Provided information —
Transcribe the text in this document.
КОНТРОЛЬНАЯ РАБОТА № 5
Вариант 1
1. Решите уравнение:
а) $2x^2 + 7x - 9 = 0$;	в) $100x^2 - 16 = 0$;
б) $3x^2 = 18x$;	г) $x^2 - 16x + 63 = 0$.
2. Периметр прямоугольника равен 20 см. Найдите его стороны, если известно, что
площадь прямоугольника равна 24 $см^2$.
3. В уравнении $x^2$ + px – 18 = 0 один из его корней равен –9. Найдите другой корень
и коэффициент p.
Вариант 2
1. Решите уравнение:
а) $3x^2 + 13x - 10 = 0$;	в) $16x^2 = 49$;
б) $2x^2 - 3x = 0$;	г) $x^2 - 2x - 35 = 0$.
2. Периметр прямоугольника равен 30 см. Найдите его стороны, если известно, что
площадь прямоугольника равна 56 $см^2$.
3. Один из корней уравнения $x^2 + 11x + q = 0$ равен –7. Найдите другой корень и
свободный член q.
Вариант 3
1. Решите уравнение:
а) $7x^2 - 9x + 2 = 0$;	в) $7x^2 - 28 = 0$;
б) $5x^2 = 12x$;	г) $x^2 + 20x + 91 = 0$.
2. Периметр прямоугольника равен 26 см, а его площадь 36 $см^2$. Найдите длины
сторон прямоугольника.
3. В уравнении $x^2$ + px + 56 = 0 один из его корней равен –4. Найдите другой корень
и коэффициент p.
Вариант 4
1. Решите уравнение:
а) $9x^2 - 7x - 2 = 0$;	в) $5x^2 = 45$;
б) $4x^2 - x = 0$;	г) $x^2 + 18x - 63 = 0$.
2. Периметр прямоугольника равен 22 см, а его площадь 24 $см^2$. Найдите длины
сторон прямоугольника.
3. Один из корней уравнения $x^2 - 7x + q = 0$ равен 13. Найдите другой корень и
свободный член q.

Short exercise —
From the data above, copy each line where the string "если" appears.

Answer to the task —
2. Периметр прямоугольника равен 20 см. Найдите его стороны, если известно, что
2. Периметр прямоугольника равен 30 см. Найдите его стороны, если известно, что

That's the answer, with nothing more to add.